Source records:

+--

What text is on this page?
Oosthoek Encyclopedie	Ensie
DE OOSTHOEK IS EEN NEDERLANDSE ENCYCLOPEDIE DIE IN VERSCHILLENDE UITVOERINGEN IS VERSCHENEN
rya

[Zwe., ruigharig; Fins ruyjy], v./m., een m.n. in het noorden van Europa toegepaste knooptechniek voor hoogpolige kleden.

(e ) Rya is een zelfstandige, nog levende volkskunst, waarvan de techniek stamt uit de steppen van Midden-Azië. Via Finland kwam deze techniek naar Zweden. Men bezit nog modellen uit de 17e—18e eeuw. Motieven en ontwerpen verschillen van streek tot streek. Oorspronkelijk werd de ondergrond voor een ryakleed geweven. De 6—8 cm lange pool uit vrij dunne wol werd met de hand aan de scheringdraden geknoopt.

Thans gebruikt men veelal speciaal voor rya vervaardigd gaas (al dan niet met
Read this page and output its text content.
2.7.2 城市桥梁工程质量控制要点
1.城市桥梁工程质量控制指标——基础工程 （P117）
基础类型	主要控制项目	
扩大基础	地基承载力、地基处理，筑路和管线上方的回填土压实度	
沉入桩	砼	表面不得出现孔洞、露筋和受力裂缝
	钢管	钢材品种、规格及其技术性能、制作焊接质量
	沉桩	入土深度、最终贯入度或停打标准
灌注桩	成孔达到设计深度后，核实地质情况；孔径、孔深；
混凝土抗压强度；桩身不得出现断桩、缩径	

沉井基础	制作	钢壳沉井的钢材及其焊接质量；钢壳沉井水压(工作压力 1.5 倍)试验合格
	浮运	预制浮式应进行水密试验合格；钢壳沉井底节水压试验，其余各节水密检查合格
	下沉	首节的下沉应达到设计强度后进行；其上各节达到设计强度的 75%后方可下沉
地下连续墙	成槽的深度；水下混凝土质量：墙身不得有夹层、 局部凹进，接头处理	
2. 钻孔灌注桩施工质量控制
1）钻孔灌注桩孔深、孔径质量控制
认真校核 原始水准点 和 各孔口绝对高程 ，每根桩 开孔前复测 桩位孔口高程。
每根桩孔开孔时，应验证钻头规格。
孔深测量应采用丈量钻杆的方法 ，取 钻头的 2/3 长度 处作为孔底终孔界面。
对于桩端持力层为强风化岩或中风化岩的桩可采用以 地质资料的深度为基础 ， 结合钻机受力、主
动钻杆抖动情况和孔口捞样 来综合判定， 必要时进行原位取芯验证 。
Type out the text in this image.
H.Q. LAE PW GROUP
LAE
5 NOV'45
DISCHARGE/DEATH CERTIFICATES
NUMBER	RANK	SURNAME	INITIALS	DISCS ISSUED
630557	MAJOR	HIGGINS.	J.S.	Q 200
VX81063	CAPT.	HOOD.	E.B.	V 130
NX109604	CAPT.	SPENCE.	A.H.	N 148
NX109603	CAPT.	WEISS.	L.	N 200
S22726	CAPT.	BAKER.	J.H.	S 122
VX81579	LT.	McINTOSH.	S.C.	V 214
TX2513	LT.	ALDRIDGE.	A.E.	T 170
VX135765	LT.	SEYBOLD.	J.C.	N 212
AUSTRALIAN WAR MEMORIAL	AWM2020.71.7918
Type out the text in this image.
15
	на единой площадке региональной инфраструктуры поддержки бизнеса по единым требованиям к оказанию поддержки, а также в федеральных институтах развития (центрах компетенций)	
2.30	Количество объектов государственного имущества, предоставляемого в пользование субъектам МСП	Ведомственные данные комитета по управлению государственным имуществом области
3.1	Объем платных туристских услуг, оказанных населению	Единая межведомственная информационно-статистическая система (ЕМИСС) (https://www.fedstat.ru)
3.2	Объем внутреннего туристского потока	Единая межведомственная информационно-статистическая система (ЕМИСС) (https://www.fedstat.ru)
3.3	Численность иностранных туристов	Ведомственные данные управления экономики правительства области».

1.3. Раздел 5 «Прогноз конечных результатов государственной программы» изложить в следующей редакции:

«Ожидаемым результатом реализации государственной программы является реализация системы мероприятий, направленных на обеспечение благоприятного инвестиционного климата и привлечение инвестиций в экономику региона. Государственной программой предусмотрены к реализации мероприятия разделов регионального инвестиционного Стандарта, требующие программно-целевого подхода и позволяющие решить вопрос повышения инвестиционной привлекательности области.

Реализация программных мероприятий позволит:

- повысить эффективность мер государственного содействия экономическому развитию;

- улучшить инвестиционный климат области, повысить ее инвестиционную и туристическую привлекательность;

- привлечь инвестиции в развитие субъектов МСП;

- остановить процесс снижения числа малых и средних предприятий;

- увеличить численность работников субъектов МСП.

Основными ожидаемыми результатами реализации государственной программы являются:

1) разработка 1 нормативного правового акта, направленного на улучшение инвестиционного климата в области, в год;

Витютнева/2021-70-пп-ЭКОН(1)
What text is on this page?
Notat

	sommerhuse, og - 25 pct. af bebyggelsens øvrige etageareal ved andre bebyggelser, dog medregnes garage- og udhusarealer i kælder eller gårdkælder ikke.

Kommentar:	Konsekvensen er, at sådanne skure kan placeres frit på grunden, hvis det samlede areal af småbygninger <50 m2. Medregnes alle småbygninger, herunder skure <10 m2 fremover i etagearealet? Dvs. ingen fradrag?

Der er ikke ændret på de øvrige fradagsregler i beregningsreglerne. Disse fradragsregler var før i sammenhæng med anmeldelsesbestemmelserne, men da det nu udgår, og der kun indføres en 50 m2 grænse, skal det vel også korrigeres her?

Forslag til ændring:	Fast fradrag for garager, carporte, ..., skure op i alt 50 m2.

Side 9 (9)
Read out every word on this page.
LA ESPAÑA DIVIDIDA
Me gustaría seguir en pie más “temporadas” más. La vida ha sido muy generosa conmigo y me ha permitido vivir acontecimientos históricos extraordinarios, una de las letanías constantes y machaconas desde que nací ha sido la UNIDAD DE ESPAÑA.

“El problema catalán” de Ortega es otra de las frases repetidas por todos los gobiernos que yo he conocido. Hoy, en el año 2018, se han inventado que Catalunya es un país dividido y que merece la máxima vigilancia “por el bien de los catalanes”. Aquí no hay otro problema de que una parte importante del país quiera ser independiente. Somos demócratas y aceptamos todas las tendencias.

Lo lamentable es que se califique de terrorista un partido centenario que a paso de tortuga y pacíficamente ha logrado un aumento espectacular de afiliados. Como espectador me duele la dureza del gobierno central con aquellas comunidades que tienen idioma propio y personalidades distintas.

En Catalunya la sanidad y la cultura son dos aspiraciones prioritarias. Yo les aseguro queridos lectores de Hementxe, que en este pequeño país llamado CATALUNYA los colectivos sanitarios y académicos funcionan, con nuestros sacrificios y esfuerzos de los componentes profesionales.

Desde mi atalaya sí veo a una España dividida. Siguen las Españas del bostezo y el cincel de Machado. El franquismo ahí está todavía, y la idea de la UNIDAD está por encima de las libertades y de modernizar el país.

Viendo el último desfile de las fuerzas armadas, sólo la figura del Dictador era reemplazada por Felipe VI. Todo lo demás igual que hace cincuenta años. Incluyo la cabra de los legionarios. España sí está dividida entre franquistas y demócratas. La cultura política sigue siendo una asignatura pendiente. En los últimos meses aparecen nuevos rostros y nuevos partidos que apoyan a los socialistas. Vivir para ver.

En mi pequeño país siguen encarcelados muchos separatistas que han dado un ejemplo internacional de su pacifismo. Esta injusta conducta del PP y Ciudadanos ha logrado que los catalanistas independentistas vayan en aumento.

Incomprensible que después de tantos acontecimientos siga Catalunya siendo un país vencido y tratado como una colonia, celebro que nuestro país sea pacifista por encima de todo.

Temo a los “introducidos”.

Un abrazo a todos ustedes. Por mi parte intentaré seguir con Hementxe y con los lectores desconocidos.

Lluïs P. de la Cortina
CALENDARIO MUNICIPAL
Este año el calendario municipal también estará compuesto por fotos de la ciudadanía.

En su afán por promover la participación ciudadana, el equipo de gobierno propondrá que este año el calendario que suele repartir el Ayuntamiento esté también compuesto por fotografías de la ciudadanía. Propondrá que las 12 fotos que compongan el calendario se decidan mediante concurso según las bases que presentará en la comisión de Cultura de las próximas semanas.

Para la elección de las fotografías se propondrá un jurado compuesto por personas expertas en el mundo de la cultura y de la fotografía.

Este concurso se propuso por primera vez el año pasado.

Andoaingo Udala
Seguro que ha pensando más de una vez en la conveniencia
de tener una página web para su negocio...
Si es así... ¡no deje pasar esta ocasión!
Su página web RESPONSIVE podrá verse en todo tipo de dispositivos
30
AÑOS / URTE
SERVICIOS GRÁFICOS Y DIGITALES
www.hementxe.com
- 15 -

+--

Given request: In the material above, show every line where the word "parte" turns up.

Reply:
“El problema catalán” de Ortega es otra de las frases repetidas por todos los gobiernos que yo he conocido. Hoy, en el año 2018, se han inventado que Catalunya es un país dividido y que merece la máxima vigilancia “por el bien de los catalanes”. Aquí no hay otro problema de que una parte importante del país quiera ser independiente. Somos demócratas y aceptamos todas las tendencias.
Un abrazo a todos ustedes. Por mi parte intentaré seguir con Hementxe y con los lectores desconocidos.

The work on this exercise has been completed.